- **WHAT TO WORK ON**
Only the lines from the line containing "Transcribe the text in this document." to the end of the entries should be repeated, exactly as they appear.
* BEGIN THE INPUT *
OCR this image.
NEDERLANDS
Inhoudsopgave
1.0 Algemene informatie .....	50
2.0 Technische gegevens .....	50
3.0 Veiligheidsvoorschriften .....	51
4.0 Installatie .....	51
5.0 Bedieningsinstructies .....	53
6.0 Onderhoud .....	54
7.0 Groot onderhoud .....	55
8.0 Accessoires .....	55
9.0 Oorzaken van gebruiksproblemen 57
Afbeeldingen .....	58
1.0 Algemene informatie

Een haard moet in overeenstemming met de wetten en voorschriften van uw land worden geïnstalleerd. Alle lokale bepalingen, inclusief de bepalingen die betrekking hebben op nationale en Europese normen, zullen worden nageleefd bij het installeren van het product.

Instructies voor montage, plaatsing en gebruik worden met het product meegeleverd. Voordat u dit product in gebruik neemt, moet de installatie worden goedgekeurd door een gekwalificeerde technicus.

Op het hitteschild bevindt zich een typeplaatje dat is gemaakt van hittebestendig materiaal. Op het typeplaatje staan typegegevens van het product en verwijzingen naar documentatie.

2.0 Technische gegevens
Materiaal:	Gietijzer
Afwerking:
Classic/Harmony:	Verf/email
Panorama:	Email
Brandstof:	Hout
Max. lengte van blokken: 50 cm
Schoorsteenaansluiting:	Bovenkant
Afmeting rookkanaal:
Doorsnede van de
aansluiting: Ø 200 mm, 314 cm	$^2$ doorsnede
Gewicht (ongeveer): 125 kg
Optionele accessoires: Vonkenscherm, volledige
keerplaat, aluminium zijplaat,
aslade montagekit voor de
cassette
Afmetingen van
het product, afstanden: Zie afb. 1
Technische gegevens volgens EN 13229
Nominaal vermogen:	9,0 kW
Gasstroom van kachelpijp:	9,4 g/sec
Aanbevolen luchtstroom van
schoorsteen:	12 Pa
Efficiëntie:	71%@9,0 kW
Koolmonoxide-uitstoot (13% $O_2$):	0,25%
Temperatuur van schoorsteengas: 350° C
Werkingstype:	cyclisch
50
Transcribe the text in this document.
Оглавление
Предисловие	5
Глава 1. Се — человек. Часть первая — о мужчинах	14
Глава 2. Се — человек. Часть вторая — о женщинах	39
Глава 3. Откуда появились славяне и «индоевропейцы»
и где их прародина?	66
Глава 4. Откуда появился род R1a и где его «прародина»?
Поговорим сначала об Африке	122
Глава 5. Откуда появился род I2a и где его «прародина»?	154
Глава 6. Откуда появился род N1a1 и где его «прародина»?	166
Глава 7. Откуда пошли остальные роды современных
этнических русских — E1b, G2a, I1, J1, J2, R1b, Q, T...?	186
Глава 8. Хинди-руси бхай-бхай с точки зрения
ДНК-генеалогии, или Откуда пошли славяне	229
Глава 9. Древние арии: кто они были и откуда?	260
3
* END THE INPUT *
- **EXERCISE RESULT**
Transcribe the text in this document.
Оглавление
Предисловие	5
Глава 1. Се — человек. Часть первая — о мужчинах	14
Глава 2. Се — человек. Часть вторая — о женщинах	39
Глава 3. Откуда появились славяне и «индоевропейцы»
и где их прародина?	66
Глава 4. Откуда появился род R1a и где его «прародина»?
Поговорим сначала об Африке	122
Глава 5. Откуда появился род I2a и где его «прародина»?	154
Глава 6. Откуда появился род N1a1 и где его «прародина»?	166
Глава 7. Откуда пошли остальные роды современных
этнических русских — E1b, G2a, I1, J1, J2, R1b, Q, T...?	186
Глава 8. Хинди-руси бхай-бхай с точки зрения
ДНК-генеалогии, или Откуда пошли славяне	229
Глава 9. Древние арии: кто они были и откуда?	260
3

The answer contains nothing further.